» Challenge: Give the listing again character for character, but drop the images.

··········

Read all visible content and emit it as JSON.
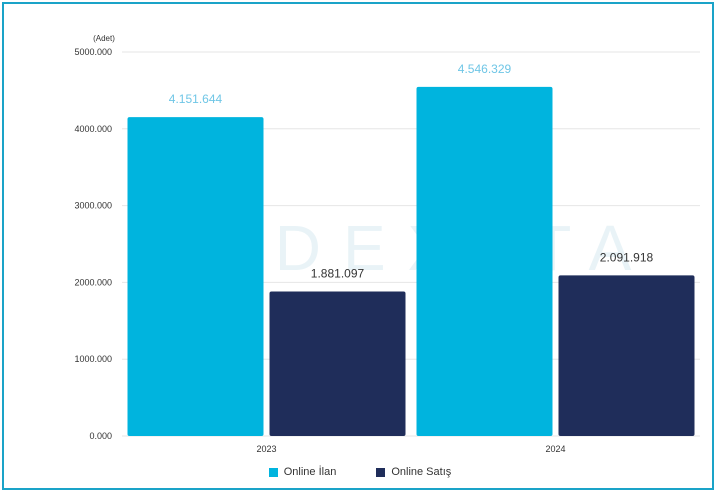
{
  "chart_data": {
    "type": "bar",
    "unit_label": "(Adet)",
    "categories": [
      "2023",
      "2024"
    ],
    "series": [
      {
        "name": "Online İlan",
        "color": "#00b4de",
        "values": [
          4151644,
          4546329
        ],
        "labels": [
          "4.151.644",
          "4.546.329"
        ]
      },
      {
        "name": "Online Satış",
        "color": "#1f2d5a",
        "values": [
          1881097,
          2091918
        ],
        "labels": [
          "1.881.097",
          "2.091.918"
        ]
      }
    ],
    "yticks": [
      "0.000",
      "1000.000",
      "2000.000",
      "3000.000",
      "4000.000",
      "5000.000"
    ],
    "ylim": [
      0,
      5000000
    ],
    "grid": true,
    "legend_position": "bottom",
    "watermark": "INDEXATA",
    "colors": {
      "border": "#1aa3c8",
      "grid": "#e6e6e6"
    }
  }
}
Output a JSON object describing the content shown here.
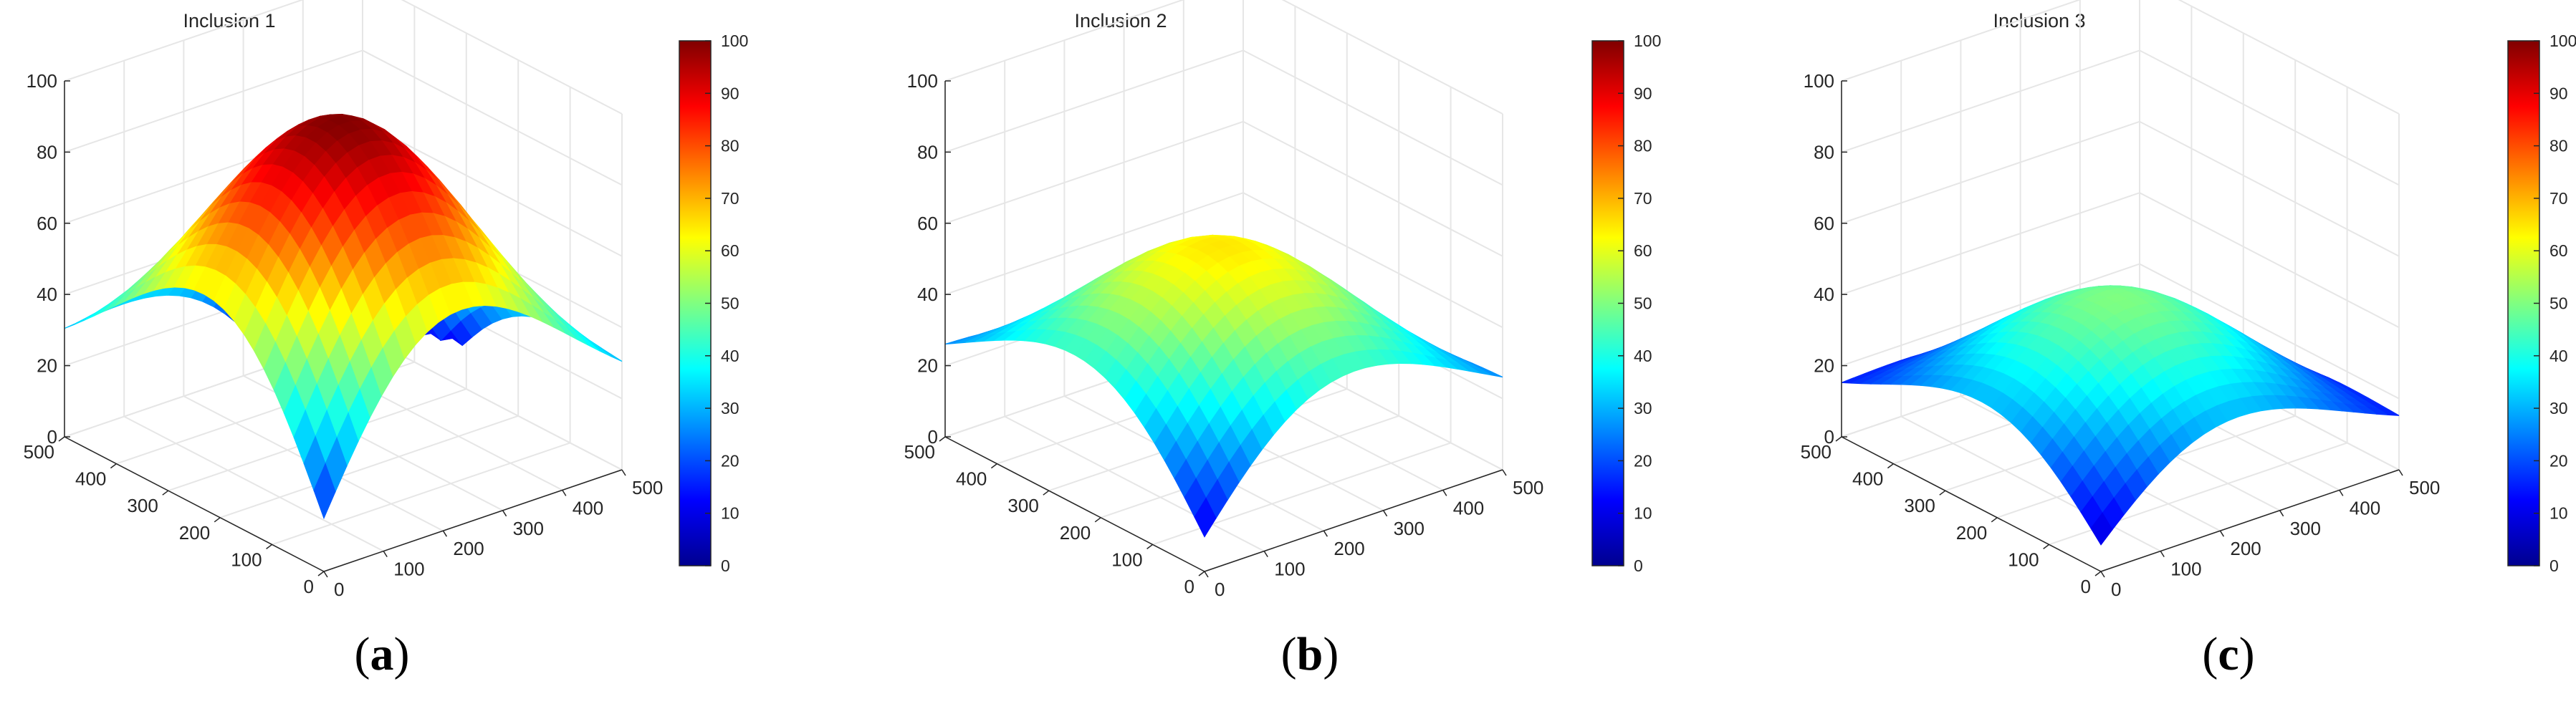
{
  "figure": {
    "colormap": "jet",
    "colormap_stops": [
      "#00008f",
      "#0000ff",
      "#0080ff",
      "#00ffff",
      "#80ff80",
      "#ffff00",
      "#ff8000",
      "#ff0000",
      "#800000"
    ],
    "grid_color": "#e6e6e6",
    "axis_color": "#262626"
  },
  "chart_data": [
    {
      "type": "surface",
      "title": "Inclusion 1",
      "caption": "a",
      "xlim": [
        0,
        500
      ],
      "ylim": [
        0,
        500
      ],
      "zlim": [
        0,
        100
      ],
      "x_ticks": [
        "0",
        "100",
        "200",
        "300",
        "400",
        "500"
      ],
      "y_ticks": [
        "0",
        "100",
        "200",
        "300",
        "400",
        "500"
      ],
      "z_ticks": [
        "0",
        "20",
        "40",
        "60",
        "80",
        "100"
      ],
      "colorbar_ticks": [
        "0",
        "10",
        "20",
        "30",
        "40",
        "50",
        "60",
        "70",
        "80",
        "90",
        "100"
      ],
      "colorbar_range": [
        0,
        100
      ],
      "grid": true,
      "surface": {
        "peak": 100,
        "x_edge": 33,
        "y_edge": 13,
        "bottom_corner": 0
      }
    },
    {
      "type": "surface",
      "title": "Inclusion 2",
      "caption": "b",
      "xlim": [
        0,
        500
      ],
      "ylim": [
        0,
        500
      ],
      "zlim": [
        0,
        100
      ],
      "x_ticks": [
        "0",
        "100",
        "200",
        "300",
        "400",
        "500"
      ],
      "y_ticks": [
        "0",
        "100",
        "200",
        "300",
        "400",
        "500"
      ],
      "z_ticks": [
        "0",
        "20",
        "40",
        "60",
        "80",
        "100"
      ],
      "colorbar_ticks": [
        "0",
        "10",
        "20",
        "30",
        "40",
        "50",
        "60",
        "70",
        "80",
        "90",
        "100"
      ],
      "colorbar_range": [
        0,
        100
      ],
      "grid": true,
      "surface": {
        "peak": 65,
        "x_edge": 30,
        "y_edge": 15,
        "bottom_corner": 0
      }
    },
    {
      "type": "surface",
      "title": "Inclusion 3",
      "caption": "c",
      "xlim": [
        0,
        500
      ],
      "ylim": [
        0,
        500
      ],
      "zlim": [
        0,
        100
      ],
      "x_ticks": [
        "0",
        "100",
        "200",
        "300",
        "400",
        "500"
      ],
      "y_ticks": [
        "0",
        "100",
        "200",
        "300",
        "400",
        "500"
      ],
      "z_ticks": [
        "0",
        "20",
        "40",
        "60",
        "80",
        "100"
      ],
      "colorbar_ticks": [
        "0",
        "10",
        "20",
        "30",
        "40",
        "50",
        "60",
        "70",
        "80",
        "90",
        "100"
      ],
      "colorbar_range": [
        0,
        100
      ],
      "grid": true,
      "surface": {
        "peak": 50,
        "x_edge": 17,
        "y_edge": 6,
        "bottom_corner": 0
      }
    }
  ]
}
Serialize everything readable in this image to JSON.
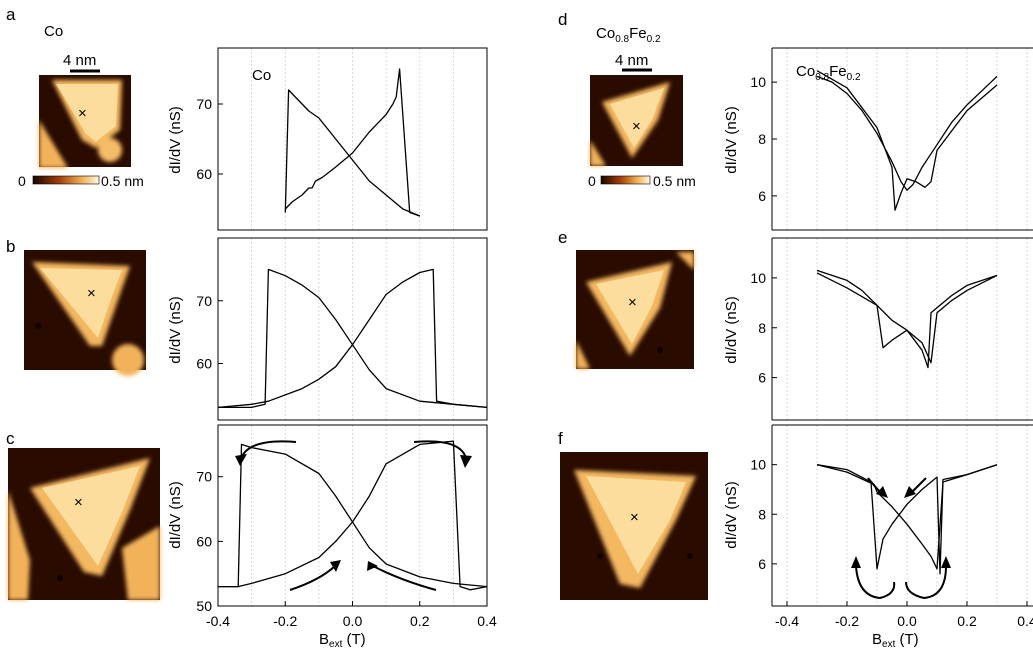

··········

» Output:
Read all visible content and emit it as JSON.
{
  "chart_data": {
    "type": "bar",
    "unit_label": "(Adet)",
    "categories": [
      "2023",
      "2024"
    ],
    "series": [
      {
        "name": "Online İlan",
        "color": "#00b4de",
        "values": [
          4151644,
          4546329
        ],
        "labels": [
          "4.151.644",
          "4.546.329"
        ]
      },
      {
        "name": "Online Satış",
        "color": "#1f2d5a",
        "values": [
          1881097,
          2091918
        ],
        "labels": [
          "1.881.097",
          "2.091.918"
        ]
      }
    ],
    "yticks": [
      "0.000",
      "1000.000",
      "2000.000",
      "3000.000",
      "4000.000",
      "5000.000"
    ],
    "ylim": [
      0,
      5000000
    ],
    "grid": true,
    "legend_position": "bottom",
    "watermark": "INDEXATA",
    "colors": {
      "border": "#1aa3c8",
      "grid": "#e6e6e6"
    }
  }
}
Output a JSON object describing the content shown here.
{
  "figure": {
    "colormap": "jet",
    "colormap_stops": [
      "#00008f",
      "#0000ff",
      "#0080ff",
      "#00ffff",
      "#80ff80",
      "#ffff00",
      "#ff8000",
      "#ff0000",
      "#800000"
    ],
    "grid_color": "#e6e6e6",
    "axis_color": "#262626"
  },
  "chart_data": [
    {
      "type": "surface",
      "title": "Inclusion 1",
      "caption": "a",
      "xlim": [
        0,
        500
      ],
      "ylim": [
        0,
        500
      ],
      "zlim": [
        0,
        100
      ],
      "x_ticks": [
        "0",
        "100",
        "200",
        "300",
        "400",
        "500"
      ],
      "y_ticks": [
        "0",
        "100",
        "200",
        "300",
        "400",
        "500"
      ],
      "z_ticks": [
        "0",
        "20",
        "40",
        "60",
        "80",
        "100"
      ],
      "colorbar_ticks": [
        "0",
        "10",
        "20",
        "30",
        "40",
        "50",
        "60",
        "70",
        "80",
        "90",
        "100"
      ],
      "colorbar_range": [
        0,
        100
      ],
      "grid": true,
      "surface": {
        "peak": 100,
        "x_edge": 33,
        "y_edge": 13,
        "bottom_corner": 0
      }
    },
    {
      "type": "surface",
      "title": "Inclusion 2",
      "caption": "b",
      "xlim": [
        0,
        500
      ],
      "ylim": [
        0,
        500
      ],
      "zlim": [
        0,
        100
      ],
      "x_ticks": [
        "0",
        "100",
        "200",
        "300",
        "400",
        "500"
      ],
      "y_ticks": [
        "0",
        "100",
        "200",
        "300",
        "400",
        "500"
      ],
      "z_ticks": [
        "0",
        "20",
        "40",
        "60",
        "80",
        "100"
      ],
      "colorbar_ticks": [
        "0",
        "10",
        "20",
        "30",
        "40",
        "50",
        "60",
        "70",
        "80",
        "90",
        "100"
      ],
      "colorbar_range": [
        0,
        100
      ],
      "grid": true,
      "surface": {
        "peak": 65,
        "x_edge": 30,
        "y_edge": 15,
        "bottom_corner": 0
      }
    },
    {
      "type": "surface",
      "title": "Inclusion 3",
      "caption": "c",
      "xlim": [
        0,
        500
      ],
      "ylim": [
        0,
        500
      ],
      "zlim": [
        0,
        100
      ],
      "x_ticks": [
        "0",
        "100",
        "200",
        "300",
        "400",
        "500"
      ],
      "y_ticks": [
        "0",
        "100",
        "200",
        "300",
        "400",
        "500"
      ],
      "z_ticks": [
        "0",
        "20",
        "40",
        "60",
        "80",
        "100"
      ],
      "colorbar_ticks": [
        "0",
        "10",
        "20",
        "30",
        "40",
        "50",
        "60",
        "70",
        "80",
        "90",
        "100"
      ],
      "colorbar_range": [
        0,
        100
      ],
      "grid": true,
      "surface": {
        "peak": 50,
        "x_edge": 17,
        "y_edge": 6,
        "bottom_corner": 0
      }
    }
  ]
}
Serialize everything readable in this image to JSON.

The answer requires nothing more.